## begin

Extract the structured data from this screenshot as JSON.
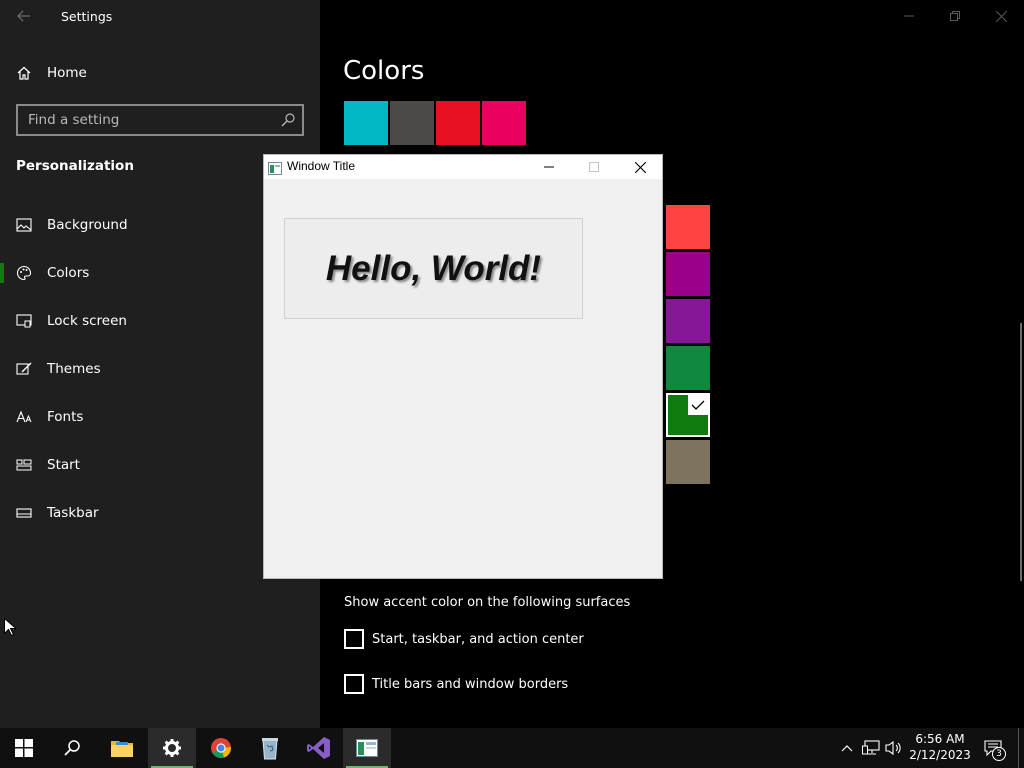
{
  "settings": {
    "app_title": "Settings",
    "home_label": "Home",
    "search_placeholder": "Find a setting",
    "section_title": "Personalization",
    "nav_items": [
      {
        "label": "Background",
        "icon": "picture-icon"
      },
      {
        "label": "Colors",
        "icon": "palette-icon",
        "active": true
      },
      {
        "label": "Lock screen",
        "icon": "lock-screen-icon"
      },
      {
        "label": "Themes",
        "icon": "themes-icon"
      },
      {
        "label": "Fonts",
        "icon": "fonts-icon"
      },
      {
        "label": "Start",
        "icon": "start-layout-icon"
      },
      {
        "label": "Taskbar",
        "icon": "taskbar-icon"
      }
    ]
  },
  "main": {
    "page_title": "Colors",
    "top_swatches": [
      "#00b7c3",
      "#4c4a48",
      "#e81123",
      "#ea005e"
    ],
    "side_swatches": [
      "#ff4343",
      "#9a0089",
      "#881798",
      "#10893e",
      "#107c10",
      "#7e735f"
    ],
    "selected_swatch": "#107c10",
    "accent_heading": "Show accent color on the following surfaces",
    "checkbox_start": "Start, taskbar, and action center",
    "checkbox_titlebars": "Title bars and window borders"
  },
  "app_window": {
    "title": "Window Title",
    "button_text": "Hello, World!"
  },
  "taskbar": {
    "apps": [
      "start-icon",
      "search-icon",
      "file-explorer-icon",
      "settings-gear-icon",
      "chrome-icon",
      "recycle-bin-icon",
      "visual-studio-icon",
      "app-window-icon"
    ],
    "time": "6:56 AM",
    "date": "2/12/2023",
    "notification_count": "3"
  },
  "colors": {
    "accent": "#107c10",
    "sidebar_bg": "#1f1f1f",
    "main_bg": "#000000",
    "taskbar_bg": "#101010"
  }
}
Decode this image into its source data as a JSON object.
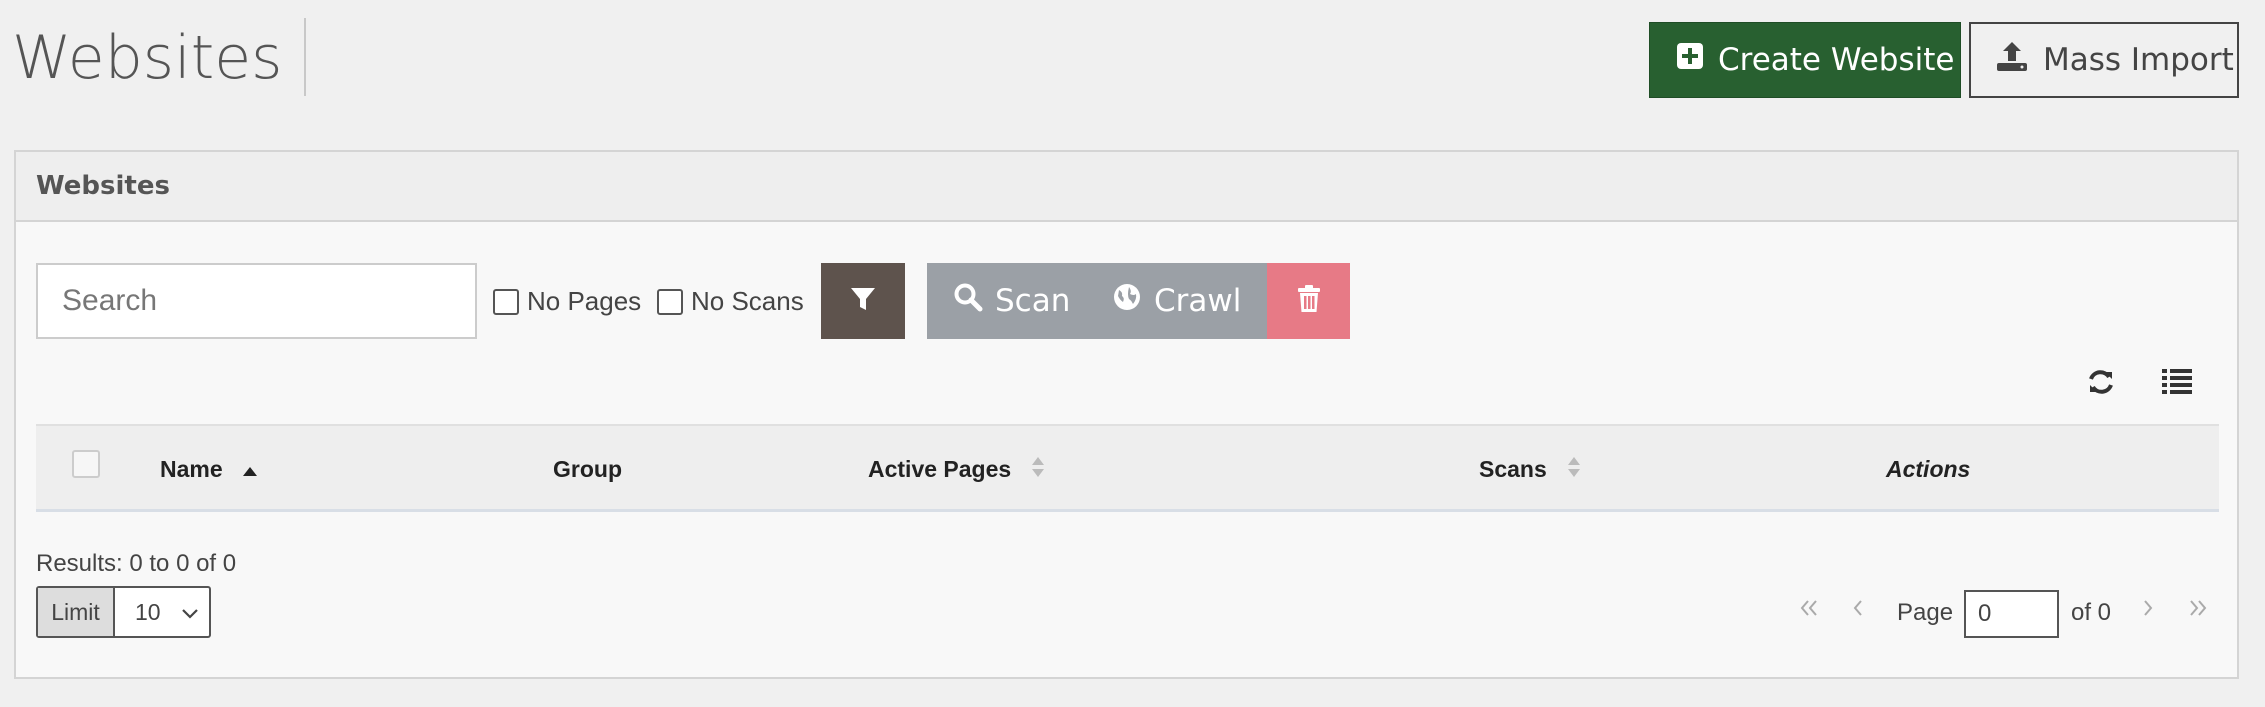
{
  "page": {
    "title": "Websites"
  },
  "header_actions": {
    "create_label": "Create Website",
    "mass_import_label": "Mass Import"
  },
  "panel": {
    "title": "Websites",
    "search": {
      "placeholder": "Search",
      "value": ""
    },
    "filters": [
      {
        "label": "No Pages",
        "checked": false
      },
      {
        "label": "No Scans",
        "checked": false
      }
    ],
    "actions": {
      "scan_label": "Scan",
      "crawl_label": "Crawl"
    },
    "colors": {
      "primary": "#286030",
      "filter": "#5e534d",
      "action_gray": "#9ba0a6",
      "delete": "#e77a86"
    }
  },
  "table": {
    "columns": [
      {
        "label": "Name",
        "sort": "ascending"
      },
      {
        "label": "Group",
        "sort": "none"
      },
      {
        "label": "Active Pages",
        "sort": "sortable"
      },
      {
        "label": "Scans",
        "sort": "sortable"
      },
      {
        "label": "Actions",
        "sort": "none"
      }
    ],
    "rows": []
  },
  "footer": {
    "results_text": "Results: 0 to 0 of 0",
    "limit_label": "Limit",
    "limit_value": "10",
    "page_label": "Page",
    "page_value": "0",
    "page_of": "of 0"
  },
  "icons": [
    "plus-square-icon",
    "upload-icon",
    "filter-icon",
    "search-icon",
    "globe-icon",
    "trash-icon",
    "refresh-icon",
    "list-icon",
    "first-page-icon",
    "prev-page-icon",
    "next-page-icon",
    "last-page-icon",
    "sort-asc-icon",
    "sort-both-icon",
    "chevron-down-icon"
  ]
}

## end
## begin

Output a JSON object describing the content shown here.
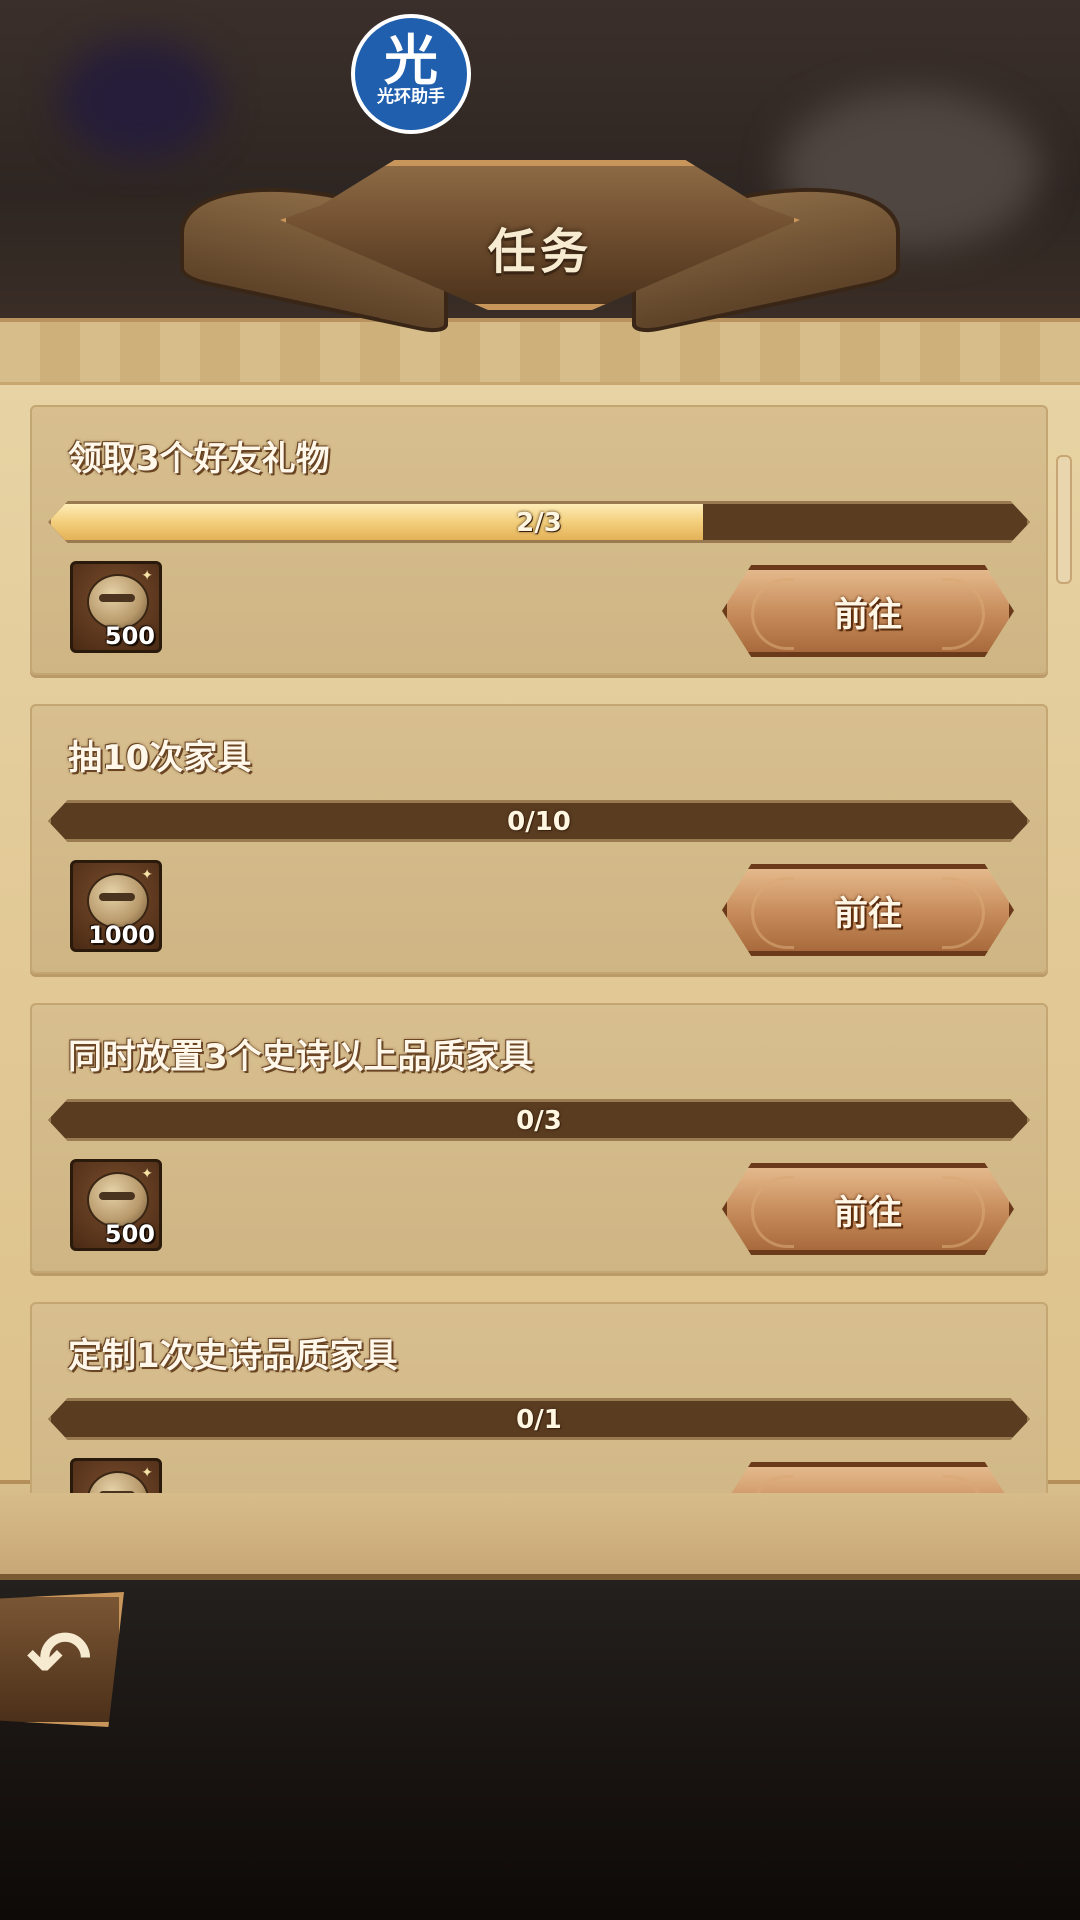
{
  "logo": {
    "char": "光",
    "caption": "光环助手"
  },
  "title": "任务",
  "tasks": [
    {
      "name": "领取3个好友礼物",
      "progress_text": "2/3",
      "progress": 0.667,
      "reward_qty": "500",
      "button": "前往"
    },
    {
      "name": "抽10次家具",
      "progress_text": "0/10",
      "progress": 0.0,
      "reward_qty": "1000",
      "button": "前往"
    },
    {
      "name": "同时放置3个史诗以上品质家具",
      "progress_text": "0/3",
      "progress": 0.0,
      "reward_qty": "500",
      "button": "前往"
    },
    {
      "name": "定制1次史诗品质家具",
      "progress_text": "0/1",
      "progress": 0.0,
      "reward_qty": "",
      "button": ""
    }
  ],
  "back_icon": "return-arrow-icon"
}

## end
## begin

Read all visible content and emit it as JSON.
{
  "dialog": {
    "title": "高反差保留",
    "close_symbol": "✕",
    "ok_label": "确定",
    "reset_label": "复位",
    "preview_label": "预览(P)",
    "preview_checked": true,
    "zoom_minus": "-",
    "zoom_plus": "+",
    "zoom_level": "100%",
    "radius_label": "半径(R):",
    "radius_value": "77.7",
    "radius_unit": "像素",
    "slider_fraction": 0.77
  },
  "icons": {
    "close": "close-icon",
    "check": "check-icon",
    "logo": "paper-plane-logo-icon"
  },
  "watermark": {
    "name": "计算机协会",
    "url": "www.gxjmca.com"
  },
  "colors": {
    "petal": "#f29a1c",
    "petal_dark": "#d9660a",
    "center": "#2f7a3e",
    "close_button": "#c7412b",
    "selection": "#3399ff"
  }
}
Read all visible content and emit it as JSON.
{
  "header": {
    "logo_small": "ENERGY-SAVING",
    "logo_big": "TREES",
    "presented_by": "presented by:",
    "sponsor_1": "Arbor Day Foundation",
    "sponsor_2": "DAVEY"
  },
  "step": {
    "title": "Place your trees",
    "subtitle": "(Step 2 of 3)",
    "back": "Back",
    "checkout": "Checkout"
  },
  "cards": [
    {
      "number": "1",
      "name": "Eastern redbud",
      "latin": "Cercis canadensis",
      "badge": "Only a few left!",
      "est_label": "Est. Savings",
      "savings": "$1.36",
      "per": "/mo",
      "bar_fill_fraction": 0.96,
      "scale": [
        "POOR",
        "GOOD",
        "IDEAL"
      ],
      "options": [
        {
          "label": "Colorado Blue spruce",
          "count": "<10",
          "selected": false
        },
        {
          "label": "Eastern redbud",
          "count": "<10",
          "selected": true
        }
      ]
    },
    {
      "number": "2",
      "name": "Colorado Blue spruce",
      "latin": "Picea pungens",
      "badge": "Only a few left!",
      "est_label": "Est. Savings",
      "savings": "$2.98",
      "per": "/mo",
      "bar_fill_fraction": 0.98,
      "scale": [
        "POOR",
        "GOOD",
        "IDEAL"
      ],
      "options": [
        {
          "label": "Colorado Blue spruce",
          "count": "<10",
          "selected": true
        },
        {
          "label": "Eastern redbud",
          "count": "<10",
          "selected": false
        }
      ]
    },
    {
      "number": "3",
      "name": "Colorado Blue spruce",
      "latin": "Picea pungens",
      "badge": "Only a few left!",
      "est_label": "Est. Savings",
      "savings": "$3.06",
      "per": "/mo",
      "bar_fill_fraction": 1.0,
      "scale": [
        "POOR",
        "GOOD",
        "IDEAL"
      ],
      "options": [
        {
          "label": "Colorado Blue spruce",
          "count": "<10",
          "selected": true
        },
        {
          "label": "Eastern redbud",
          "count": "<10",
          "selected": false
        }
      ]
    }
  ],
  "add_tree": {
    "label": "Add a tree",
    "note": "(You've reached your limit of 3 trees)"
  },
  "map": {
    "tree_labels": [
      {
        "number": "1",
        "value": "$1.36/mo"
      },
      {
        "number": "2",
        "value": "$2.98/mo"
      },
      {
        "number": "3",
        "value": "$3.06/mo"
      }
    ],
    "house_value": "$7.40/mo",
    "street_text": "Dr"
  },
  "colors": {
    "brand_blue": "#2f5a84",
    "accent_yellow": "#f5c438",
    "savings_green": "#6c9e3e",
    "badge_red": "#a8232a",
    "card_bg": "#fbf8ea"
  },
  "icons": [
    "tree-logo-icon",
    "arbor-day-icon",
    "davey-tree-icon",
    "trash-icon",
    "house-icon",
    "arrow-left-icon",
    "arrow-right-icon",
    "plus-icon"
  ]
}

## end

▶ [JOB]
In the records above, find each line holding "number" and copy it.

▶ [REPLY]
      "number": "1",
      "number": "2",
      "number": "3",
        "number": "1",
        "number": "2",
        "number": "3",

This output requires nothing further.